»»

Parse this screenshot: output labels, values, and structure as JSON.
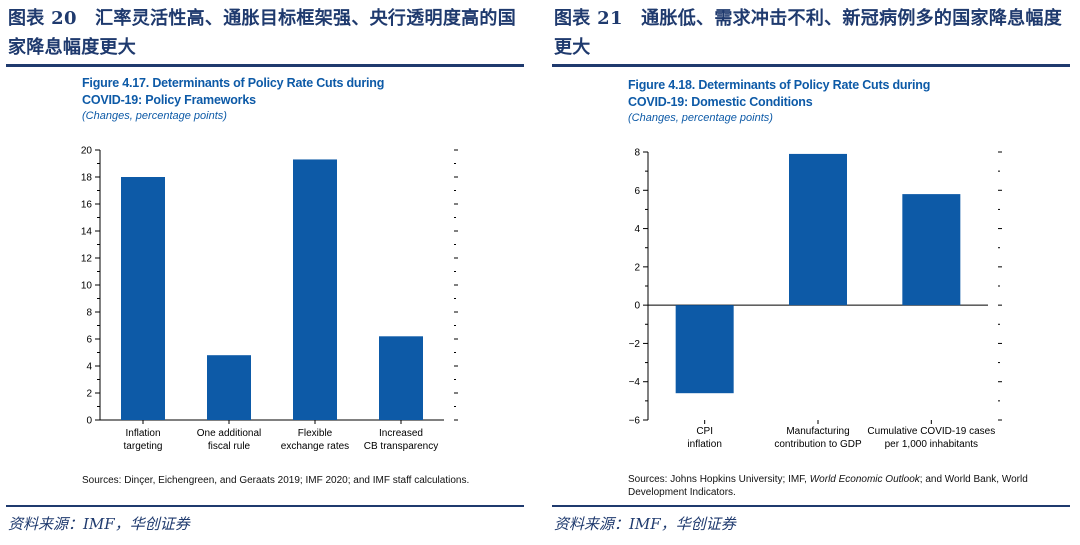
{
  "left": {
    "cn_title": "图表 20　汇率灵活性高、通胀目标框架强、央行透明度高的国家降息幅度更大",
    "fig_title_1": "Figure 4.17.  Determinants of Policy Rate Cuts during",
    "fig_title_2": "COVID-19: Policy Frameworks",
    "fig_subtitle": "(Changes, percentage points)",
    "note": "Sources: Dinçer, Eichengreen, and Geraats 2019; IMF 2020; and IMF staff calculations.",
    "source": "资料来源：IMF，华创证券"
  },
  "right": {
    "cn_title": "图表 21　通胀低、需求冲击不利、新冠病例多的国家降息幅度更大",
    "fig_title_1": "Figure 4.18.  Determinants of Policy Rate Cuts during",
    "fig_title_2": "COVID-19: Domestic Conditions",
    "fig_subtitle": "(Changes, percentage points)",
    "note_plain": "Sources: Johns Hopkins University; IMF, ",
    "note_italic": "World Economic Outlook",
    "note_tail": "; and World Bank, World Development Indicators.",
    "source": "资料来源：IMF，华创证券"
  },
  "colors": {
    "bar": "#0d5aa7",
    "heading": "#1f3a6e",
    "figure_title": "#0d5aa7"
  },
  "chart_data": [
    {
      "type": "bar",
      "categories": [
        [
          "Inflation",
          "targeting"
        ],
        [
          "One additional",
          "fiscal rule"
        ],
        [
          "Flexible",
          "exchange rates"
        ],
        [
          "Increased",
          "CB transparency"
        ]
      ],
      "values": [
        18.0,
        4.8,
        19.3,
        6.2
      ],
      "ylim": [
        0,
        20
      ],
      "yticks": [
        0,
        2,
        4,
        6,
        8,
        10,
        12,
        14,
        16,
        18,
        20
      ],
      "ytick_labels": [
        "0",
        "2",
        "4",
        "6",
        "8",
        "10",
        "12",
        "14",
        "16",
        "18",
        "20"
      ],
      "minor_step": 1,
      "grid": false
    },
    {
      "type": "bar",
      "categories": [
        [
          "CPI",
          "inflation"
        ],
        [
          "Manufacturing",
          "contribution to GDP"
        ],
        [
          "Cumulative COVID-19 cases",
          "per 1,000 inhabitants"
        ]
      ],
      "values": [
        -4.6,
        7.9,
        5.8
      ],
      "ylim": [
        -6,
        8
      ],
      "yticks": [
        -6,
        -4,
        -2,
        0,
        2,
        4,
        6,
        8
      ],
      "ytick_labels": [
        "−6",
        "−4",
        "−2",
        "0",
        "2",
        "4",
        "6",
        "8"
      ],
      "minor_step": 1,
      "grid": false
    }
  ]
}
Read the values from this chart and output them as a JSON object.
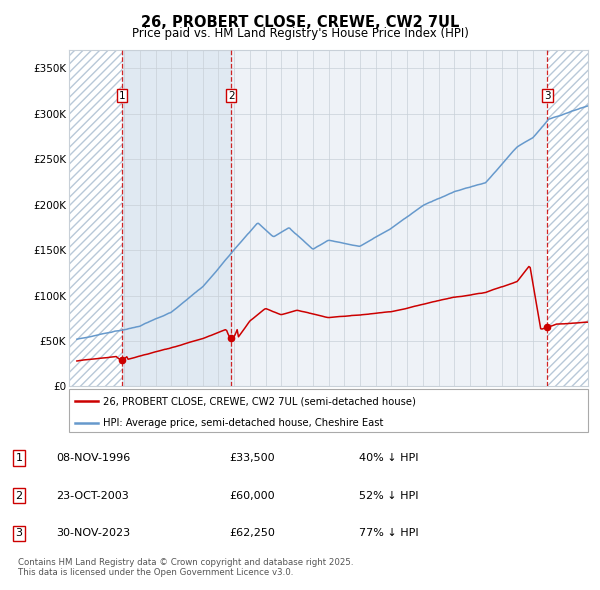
{
  "title": "26, PROBERT CLOSE, CREWE, CW2 7UL",
  "subtitle": "Price paid vs. HM Land Registry's House Price Index (HPI)",
  "legend_red": "26, PROBERT CLOSE, CREWE, CW2 7UL (semi-detached house)",
  "legend_blue": "HPI: Average price, semi-detached house, Cheshire East",
  "footer": "Contains HM Land Registry data © Crown copyright and database right 2025.\nThis data is licensed under the Open Government Licence v3.0.",
  "transactions": [
    {
      "num": 1,
      "date": "08-NOV-1996",
      "price": 33500,
      "pct": "40% ↓ HPI",
      "x_year": 1996.86
    },
    {
      "num": 2,
      "date": "23-OCT-2003",
      "price": 60000,
      "pct": "52% ↓ HPI",
      "x_year": 2003.81
    },
    {
      "num": 3,
      "date": "30-NOV-2023",
      "price": 62250,
      "pct": "77% ↓ HPI",
      "x_year": 2023.92
    }
  ],
  "xlim": [
    1993.5,
    2026.5
  ],
  "ylim": [
    0,
    370000
  ],
  "yticks": [
    0,
    50000,
    100000,
    150000,
    200000,
    250000,
    300000,
    350000
  ],
  "ytick_labels": [
    "£0",
    "£50K",
    "£100K",
    "£150K",
    "£200K",
    "£250K",
    "£300K",
    "£350K"
  ],
  "background_color": "#ffffff",
  "plot_bg_color": "#eef2f7",
  "grid_color": "#c8d0d8",
  "red_line_color": "#cc0000",
  "blue_line_color": "#6699cc",
  "dashed_line_color": "#cc0000",
  "marker_color": "#cc0000",
  "hatch_color": "#c8d8e8",
  "shaded_color": "#d8e4f0"
}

««

Keep the pictures out of the copy and write out the data exactly as it stands.

### ANSWER BELOW
Parse this screenshot: output labels, values, and structure as JSON.
{
  "left": {
    "cn_title": "图表 20　汇率灵活性高、通胀目标框架强、央行透明度高的国家降息幅度更大",
    "fig_title_1": "Figure 4.17.  Determinants of Policy Rate Cuts during",
    "fig_title_2": "COVID-19: Policy Frameworks",
    "fig_subtitle": "(Changes, percentage points)",
    "note": "Sources: Dinçer, Eichengreen, and Geraats 2019; IMF 2020; and IMF staff calculations.",
    "source": "资料来源：IMF，华创证券"
  },
  "right": {
    "cn_title": "图表 21　通胀低、需求冲击不利、新冠病例多的国家降息幅度更大",
    "fig_title_1": "Figure 4.18.  Determinants of Policy Rate Cuts during",
    "fig_title_2": "COVID-19: Domestic Conditions",
    "fig_subtitle": "(Changes, percentage points)",
    "note_plain": "Sources: Johns Hopkins University; IMF, ",
    "note_italic": "World Economic Outlook",
    "note_tail": "; and World Bank, World Development Indicators.",
    "source": "资料来源：IMF，华创证券"
  },
  "colors": {
    "bar": "#0d5aa7",
    "heading": "#1f3a6e",
    "figure_title": "#0d5aa7"
  },
  "chart_data": [
    {
      "type": "bar",
      "categories": [
        [
          "Inflation",
          "targeting"
        ],
        [
          "One additional",
          "fiscal rule"
        ],
        [
          "Flexible",
          "exchange rates"
        ],
        [
          "Increased",
          "CB transparency"
        ]
      ],
      "values": [
        18.0,
        4.8,
        19.3,
        6.2
      ],
      "ylim": [
        0,
        20
      ],
      "yticks": [
        0,
        2,
        4,
        6,
        8,
        10,
        12,
        14,
        16,
        18,
        20
      ],
      "ytick_labels": [
        "0",
        "2",
        "4",
        "6",
        "8",
        "10",
        "12",
        "14",
        "16",
        "18",
        "20"
      ],
      "minor_step": 1,
      "grid": false
    },
    {
      "type": "bar",
      "categories": [
        [
          "CPI",
          "inflation"
        ],
        [
          "Manufacturing",
          "contribution to GDP"
        ],
        [
          "Cumulative COVID-19 cases",
          "per 1,000 inhabitants"
        ]
      ],
      "values": [
        -4.6,
        7.9,
        5.8
      ],
      "ylim": [
        -6,
        8
      ],
      "yticks": [
        -6,
        -4,
        -2,
        0,
        2,
        4,
        6,
        8
      ],
      "ytick_labels": [
        "−6",
        "−4",
        "−2",
        "0",
        "2",
        "4",
        "6",
        "8"
      ],
      "minor_step": 1,
      "grid": false
    }
  ]
}
Read the values from this chart and output them as a JSON object.
{
  "title": "26, PROBERT CLOSE, CREWE, CW2 7UL",
  "subtitle": "Price paid vs. HM Land Registry's House Price Index (HPI)",
  "legend_red": "26, PROBERT CLOSE, CREWE, CW2 7UL (semi-detached house)",
  "legend_blue": "HPI: Average price, semi-detached house, Cheshire East",
  "footer": "Contains HM Land Registry data © Crown copyright and database right 2025.\nThis data is licensed under the Open Government Licence v3.0.",
  "transactions": [
    {
      "num": 1,
      "date": "08-NOV-1996",
      "price": 33500,
      "pct": "40% ↓ HPI",
      "x_year": 1996.86
    },
    {
      "num": 2,
      "date": "23-OCT-2003",
      "price": 60000,
      "pct": "52% ↓ HPI",
      "x_year": 2003.81
    },
    {
      "num": 3,
      "date": "30-NOV-2023",
      "price": 62250,
      "pct": "77% ↓ HPI",
      "x_year": 2023.92
    }
  ],
  "xlim": [
    1993.5,
    2026.5
  ],
  "ylim": [
    0,
    370000
  ],
  "yticks": [
    0,
    50000,
    100000,
    150000,
    200000,
    250000,
    300000,
    350000
  ],
  "ytick_labels": [
    "£0",
    "£50K",
    "£100K",
    "£150K",
    "£200K",
    "£250K",
    "£300K",
    "£350K"
  ],
  "background_color": "#ffffff",
  "plot_bg_color": "#eef2f7",
  "grid_color": "#c8d0d8",
  "red_line_color": "#cc0000",
  "blue_line_color": "#6699cc",
  "dashed_line_color": "#cc0000",
  "marker_color": "#cc0000",
  "hatch_color": "#c8d8e8",
  "shaded_color": "#d8e4f0"
}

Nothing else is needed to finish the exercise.